**Extracts from a graphics dataset:**
_ _ _ _ _ _ _
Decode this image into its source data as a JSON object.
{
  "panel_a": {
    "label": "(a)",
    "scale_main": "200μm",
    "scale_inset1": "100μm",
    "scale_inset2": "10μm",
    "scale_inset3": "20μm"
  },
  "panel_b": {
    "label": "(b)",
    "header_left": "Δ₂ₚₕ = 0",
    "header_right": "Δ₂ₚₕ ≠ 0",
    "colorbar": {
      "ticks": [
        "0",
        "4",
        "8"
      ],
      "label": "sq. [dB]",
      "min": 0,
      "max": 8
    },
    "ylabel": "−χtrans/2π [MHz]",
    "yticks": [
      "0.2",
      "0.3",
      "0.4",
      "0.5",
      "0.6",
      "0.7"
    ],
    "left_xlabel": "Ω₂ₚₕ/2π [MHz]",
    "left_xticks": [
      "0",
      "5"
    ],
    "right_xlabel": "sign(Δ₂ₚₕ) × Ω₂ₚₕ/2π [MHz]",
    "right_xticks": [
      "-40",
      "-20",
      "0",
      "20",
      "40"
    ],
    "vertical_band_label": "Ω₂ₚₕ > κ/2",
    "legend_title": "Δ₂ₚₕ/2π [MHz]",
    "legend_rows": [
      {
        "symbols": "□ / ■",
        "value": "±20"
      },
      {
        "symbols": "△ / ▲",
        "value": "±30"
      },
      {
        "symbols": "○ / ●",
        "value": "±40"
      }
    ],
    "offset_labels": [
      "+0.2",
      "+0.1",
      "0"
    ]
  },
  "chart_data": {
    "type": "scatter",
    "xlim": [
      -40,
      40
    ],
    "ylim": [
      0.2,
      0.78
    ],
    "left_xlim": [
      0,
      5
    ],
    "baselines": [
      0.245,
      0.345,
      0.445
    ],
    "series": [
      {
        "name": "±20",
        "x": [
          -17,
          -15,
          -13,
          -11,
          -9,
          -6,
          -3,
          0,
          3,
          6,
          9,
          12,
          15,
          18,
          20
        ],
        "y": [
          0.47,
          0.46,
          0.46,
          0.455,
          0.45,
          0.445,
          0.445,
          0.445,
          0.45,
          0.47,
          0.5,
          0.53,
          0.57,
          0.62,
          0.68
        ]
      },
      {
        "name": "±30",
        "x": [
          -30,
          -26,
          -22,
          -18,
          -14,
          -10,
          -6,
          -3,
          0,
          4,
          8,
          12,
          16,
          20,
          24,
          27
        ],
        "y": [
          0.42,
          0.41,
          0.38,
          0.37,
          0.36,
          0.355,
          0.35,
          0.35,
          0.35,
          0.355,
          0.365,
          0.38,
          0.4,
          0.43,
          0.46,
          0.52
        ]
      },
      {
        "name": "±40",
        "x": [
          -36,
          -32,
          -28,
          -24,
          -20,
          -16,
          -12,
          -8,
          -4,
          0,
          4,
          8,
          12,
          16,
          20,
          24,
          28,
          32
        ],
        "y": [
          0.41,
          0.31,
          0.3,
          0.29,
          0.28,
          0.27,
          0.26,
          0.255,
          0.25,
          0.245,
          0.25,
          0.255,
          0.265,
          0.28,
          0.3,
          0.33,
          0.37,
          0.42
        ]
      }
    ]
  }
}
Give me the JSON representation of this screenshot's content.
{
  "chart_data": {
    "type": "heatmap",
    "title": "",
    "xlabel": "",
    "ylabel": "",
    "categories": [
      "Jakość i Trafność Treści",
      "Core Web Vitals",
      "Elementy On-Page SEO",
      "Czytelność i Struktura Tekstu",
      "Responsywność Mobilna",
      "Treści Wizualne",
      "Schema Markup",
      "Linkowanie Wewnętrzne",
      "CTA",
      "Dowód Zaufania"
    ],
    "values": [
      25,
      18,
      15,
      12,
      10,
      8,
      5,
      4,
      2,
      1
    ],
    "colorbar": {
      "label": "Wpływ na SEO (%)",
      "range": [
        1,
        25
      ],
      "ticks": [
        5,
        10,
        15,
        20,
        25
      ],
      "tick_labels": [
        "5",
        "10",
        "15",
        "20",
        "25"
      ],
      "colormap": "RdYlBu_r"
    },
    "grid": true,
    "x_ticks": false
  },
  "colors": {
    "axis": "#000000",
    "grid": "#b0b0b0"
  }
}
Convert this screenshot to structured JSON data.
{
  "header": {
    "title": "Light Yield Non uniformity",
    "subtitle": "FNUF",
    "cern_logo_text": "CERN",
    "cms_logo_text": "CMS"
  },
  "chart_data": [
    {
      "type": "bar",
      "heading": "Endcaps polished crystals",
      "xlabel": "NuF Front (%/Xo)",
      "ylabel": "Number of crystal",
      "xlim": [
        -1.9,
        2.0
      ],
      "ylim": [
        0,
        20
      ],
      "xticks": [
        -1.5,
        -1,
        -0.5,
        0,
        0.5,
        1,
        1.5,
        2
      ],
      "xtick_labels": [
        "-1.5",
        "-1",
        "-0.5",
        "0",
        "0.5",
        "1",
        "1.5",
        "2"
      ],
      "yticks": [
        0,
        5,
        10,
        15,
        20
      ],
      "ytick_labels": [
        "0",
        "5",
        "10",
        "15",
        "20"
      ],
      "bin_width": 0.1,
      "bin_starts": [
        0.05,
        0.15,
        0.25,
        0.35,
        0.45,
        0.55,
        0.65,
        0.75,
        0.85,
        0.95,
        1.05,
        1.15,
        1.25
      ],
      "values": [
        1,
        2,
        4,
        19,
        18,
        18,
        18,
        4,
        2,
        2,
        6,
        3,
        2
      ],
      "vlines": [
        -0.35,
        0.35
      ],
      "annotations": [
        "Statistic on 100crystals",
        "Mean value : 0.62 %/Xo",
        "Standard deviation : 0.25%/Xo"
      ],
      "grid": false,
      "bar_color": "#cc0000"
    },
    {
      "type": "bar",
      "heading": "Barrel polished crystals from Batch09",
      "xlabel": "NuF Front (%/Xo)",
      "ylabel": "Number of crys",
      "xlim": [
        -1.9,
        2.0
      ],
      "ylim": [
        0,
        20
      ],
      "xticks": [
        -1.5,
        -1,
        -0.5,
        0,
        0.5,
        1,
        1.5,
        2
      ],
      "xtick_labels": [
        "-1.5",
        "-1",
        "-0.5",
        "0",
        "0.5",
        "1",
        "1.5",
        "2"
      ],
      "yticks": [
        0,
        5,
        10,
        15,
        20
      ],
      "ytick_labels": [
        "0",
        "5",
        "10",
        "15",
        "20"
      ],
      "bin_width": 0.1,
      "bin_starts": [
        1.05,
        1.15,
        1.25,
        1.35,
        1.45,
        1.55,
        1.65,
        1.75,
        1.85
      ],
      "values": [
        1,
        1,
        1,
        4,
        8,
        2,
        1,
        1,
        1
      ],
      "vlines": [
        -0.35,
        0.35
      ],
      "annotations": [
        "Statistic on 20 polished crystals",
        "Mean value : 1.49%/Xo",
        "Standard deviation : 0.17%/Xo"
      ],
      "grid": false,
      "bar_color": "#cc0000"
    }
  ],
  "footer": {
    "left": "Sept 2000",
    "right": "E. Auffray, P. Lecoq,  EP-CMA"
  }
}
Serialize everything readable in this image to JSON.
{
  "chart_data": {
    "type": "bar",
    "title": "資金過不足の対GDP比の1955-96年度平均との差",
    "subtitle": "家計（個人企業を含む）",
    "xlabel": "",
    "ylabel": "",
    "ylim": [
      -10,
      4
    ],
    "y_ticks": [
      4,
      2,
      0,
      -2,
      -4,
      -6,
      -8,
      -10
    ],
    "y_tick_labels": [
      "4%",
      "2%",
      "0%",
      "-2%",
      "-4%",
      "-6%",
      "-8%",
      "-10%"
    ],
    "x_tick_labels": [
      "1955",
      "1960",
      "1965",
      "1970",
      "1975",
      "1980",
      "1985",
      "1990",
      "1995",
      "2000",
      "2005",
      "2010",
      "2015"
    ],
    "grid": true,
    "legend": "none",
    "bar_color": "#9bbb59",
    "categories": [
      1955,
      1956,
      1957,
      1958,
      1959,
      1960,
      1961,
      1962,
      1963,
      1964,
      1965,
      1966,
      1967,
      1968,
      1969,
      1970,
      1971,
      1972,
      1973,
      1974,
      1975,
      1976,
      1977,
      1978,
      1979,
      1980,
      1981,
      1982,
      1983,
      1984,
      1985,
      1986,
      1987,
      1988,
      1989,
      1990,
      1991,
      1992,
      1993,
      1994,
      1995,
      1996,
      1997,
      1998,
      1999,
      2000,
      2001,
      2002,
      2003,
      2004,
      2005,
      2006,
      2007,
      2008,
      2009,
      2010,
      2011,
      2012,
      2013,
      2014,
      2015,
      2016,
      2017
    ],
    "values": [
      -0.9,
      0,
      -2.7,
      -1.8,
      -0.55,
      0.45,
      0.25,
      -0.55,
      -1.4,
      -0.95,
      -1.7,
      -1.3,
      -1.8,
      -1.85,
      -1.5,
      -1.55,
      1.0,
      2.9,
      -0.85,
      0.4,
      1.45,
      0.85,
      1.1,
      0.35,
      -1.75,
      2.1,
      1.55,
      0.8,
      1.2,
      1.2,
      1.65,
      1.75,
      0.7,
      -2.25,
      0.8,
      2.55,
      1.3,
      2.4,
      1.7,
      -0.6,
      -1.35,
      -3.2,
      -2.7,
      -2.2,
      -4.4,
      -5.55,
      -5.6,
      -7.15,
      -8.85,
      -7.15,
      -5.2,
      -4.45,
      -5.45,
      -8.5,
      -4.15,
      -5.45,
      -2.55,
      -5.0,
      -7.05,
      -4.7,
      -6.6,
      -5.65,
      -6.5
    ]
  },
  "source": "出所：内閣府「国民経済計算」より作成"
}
_ _ _ _ _ _ _
**PROMPT:**
Go through the listing above and list every line that has the word "Standard".

**EXPECTED ANSWER:**
        "Standard deviation : 0.25%/Xo"
        "Standard deviation : 0.17%/Xo"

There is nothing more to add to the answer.